Exercise requirements → Could you output each line of the data that follows exactly?

Recorded information →

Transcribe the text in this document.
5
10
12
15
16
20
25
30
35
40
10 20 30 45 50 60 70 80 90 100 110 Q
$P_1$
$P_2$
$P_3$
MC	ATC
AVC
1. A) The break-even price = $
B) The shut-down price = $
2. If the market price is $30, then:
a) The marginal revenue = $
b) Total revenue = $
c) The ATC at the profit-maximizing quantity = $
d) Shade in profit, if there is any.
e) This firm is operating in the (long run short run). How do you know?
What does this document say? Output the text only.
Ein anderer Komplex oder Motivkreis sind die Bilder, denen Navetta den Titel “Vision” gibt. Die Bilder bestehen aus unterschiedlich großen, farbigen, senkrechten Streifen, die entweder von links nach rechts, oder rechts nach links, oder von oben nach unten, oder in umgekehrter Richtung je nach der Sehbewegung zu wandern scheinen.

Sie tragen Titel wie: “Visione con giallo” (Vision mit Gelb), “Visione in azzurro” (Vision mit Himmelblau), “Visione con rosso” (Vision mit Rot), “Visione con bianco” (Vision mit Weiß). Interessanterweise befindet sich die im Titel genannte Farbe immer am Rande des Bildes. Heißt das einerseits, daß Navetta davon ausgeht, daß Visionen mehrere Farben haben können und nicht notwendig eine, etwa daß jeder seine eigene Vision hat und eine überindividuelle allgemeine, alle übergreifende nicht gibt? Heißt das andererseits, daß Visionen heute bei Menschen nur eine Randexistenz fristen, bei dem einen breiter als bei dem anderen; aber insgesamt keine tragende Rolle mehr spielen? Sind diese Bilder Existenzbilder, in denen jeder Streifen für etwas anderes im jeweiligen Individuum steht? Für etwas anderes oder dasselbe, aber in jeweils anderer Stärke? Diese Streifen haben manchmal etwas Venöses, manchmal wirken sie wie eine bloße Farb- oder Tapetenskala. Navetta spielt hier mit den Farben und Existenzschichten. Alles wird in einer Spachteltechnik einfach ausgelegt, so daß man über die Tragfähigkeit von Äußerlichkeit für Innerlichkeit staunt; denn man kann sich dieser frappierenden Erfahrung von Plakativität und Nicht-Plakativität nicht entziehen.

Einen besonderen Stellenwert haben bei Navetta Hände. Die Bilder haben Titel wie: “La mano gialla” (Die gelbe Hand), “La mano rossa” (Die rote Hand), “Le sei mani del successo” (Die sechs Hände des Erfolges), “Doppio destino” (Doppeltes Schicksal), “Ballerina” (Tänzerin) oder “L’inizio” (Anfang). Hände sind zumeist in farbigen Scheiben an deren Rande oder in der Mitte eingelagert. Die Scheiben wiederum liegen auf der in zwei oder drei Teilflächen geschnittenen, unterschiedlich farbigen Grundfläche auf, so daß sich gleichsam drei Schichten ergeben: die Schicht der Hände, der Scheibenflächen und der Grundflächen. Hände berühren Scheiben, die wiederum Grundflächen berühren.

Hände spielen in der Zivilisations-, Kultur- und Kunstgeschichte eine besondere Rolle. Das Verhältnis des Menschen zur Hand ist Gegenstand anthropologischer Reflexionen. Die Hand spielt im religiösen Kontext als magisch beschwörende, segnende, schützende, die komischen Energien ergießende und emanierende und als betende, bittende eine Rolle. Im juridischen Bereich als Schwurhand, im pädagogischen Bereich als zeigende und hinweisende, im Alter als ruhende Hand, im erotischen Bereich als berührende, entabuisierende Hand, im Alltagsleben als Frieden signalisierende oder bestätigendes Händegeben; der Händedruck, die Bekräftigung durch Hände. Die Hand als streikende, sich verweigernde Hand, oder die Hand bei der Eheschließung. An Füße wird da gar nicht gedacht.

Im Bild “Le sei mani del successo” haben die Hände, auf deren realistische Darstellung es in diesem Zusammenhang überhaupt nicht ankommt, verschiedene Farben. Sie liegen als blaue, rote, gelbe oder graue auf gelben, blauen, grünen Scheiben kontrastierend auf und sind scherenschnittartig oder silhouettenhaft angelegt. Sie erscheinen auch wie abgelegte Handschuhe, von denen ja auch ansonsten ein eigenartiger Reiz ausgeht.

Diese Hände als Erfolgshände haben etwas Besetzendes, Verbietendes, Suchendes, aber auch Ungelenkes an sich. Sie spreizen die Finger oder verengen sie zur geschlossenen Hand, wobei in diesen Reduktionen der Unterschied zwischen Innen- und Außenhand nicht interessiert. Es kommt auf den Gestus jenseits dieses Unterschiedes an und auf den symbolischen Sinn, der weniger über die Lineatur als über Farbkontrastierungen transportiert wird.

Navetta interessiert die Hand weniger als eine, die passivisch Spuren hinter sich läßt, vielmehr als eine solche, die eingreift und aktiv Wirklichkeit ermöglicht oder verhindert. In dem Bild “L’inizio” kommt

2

Finished exercise →
Transcribe the text in this document.
5
10
12
15
16
20
25
30
35
40
10 20 30 45 50 60 70 80 90 100 110 Q
$P_1$
$P_2$
$P_3$
MC	ATC
AVC
1. A) The break-even price = $
B) The shut-down price = $
2. If the market price is $30, then:
a) The marginal revenue = $
b) Total revenue = $
c) The ATC at the profit-maximizing quantity = $
d) Shade in profit, if there is any.
e) This firm is operating in the (long run short run). How do you know?
What does this document say? Output the text only.
Ein anderer Komplex oder Motivkreis sind die Bilder, denen Navetta den Titel “Vision” gibt. Die Bilder bestehen aus unterschiedlich großen, farbigen, senkrechten Streifen, die entweder von links nach rechts, oder rechts nach links, oder von oben nach unten, oder in umgekehrter Richtung je nach der Sehbewegung zu wandern scheinen.

Sie tragen Titel wie: “Visione con giallo” (Vision mit Gelb), “Visione in azzurro” (Vision mit Himmelblau), “Visione con rosso” (Vision mit Rot), “Visione con bianco” (Vision mit Weiß). Interessanterweise befindet sich die im Titel genannte Farbe immer am Rande des Bildes. Heißt das einerseits, daß Navetta davon ausgeht, daß Visionen mehrere Farben haben können und nicht notwendig eine, etwa daß jeder seine eigene Vision hat und eine überindividuelle allgemeine, alle übergreifende nicht gibt? Heißt das andererseits, daß Visionen heute bei Menschen nur eine Randexistenz fristen, bei dem einen breiter als bei dem anderen; aber insgesamt keine tragende Rolle mehr spielen? Sind diese Bilder Existenzbilder, in denen jeder Streifen für etwas anderes im jeweiligen Individuum steht? Für etwas anderes oder dasselbe, aber in jeweils anderer Stärke? Diese Streifen haben manchmal etwas Venöses, manchmal wirken sie wie eine bloße Farb- oder Tapetenskala. Navetta spielt hier mit den Farben und Existenzschichten. Alles wird in einer Spachteltechnik einfach ausgelegt, so daß man über die Tragfähigkeit von Äußerlichkeit für Innerlichkeit staunt; denn man kann sich dieser frappierenden Erfahrung von Plakativität und Nicht-Plakativität nicht entziehen.

Einen besonderen Stellenwert haben bei Navetta Hände. Die Bilder haben Titel wie: “La mano gialla” (Die gelbe Hand), “La mano rossa” (Die rote Hand), “Le sei mani del successo” (Die sechs Hände des Erfolges), “Doppio destino” (Doppeltes Schicksal), “Ballerina” (Tänzerin) oder “L’inizio” (Anfang). Hände sind zumeist in farbigen Scheiben an deren Rande oder in der Mitte eingelagert. Die Scheiben wiederum liegen auf der in zwei oder drei Teilflächen geschnittenen, unterschiedlich farbigen Grundfläche auf, so daß sich gleichsam drei Schichten ergeben: die Schicht der Hände, der Scheibenflächen und der Grundflächen. Hände berühren Scheiben, die wiederum Grundflächen berühren.

Hände spielen in der Zivilisations-, Kultur- und Kunstgeschichte eine besondere Rolle. Das Verhältnis des Menschen zur Hand ist Gegenstand anthropologischer Reflexionen. Die Hand spielt im religiösen Kontext als magisch beschwörende, segnende, schützende, die komischen Energien ergießende und emanierende und als betende, bittende eine Rolle. Im juridischen Bereich als Schwurhand, im pädagogischen Bereich als zeigende und hinweisende, im Alter als ruhende Hand, im erotischen Bereich als berührende, entabuisierende Hand, im Alltagsleben als Frieden signalisierende oder bestätigendes Händegeben; der Händedruck, die Bekräftigung durch Hände. Die Hand als streikende, sich verweigernde Hand, oder die Hand bei der Eheschließung. An Füße wird da gar nicht gedacht.

Im Bild “Le sei mani del successo” haben die Hände, auf deren realistische Darstellung es in diesem Zusammenhang überhaupt nicht ankommt, verschiedene Farben. Sie liegen als blaue, rote, gelbe oder graue auf gelben, blauen, grünen Scheiben kontrastierend auf und sind scherenschnittartig oder silhouettenhaft angelegt. Sie erscheinen auch wie abgelegte Handschuhe, von denen ja auch ansonsten ein eigenartiger Reiz ausgeht.

Diese Hände als Erfolgshände haben etwas Besetzendes, Verbietendes, Suchendes, aber auch Ungelenkes an sich. Sie spreizen die Finger oder verengen sie zur geschlossenen Hand, wobei in diesen Reduktionen der Unterschied zwischen Innen- und Außenhand nicht interessiert. Es kommt auf den Gestus jenseits dieses Unterschiedes an und auf den symbolischen Sinn, der weniger über die Lineatur als über Farbkontrastierungen transportiert wird.

Navetta interessiert die Hand weniger als eine, die passivisch Spuren hinter sich läßt, vielmehr als eine solche, die eingreift und aktiv Wirklichkeit ermöglicht oder verhindert. In dem Bild “L’inizio” kommt

2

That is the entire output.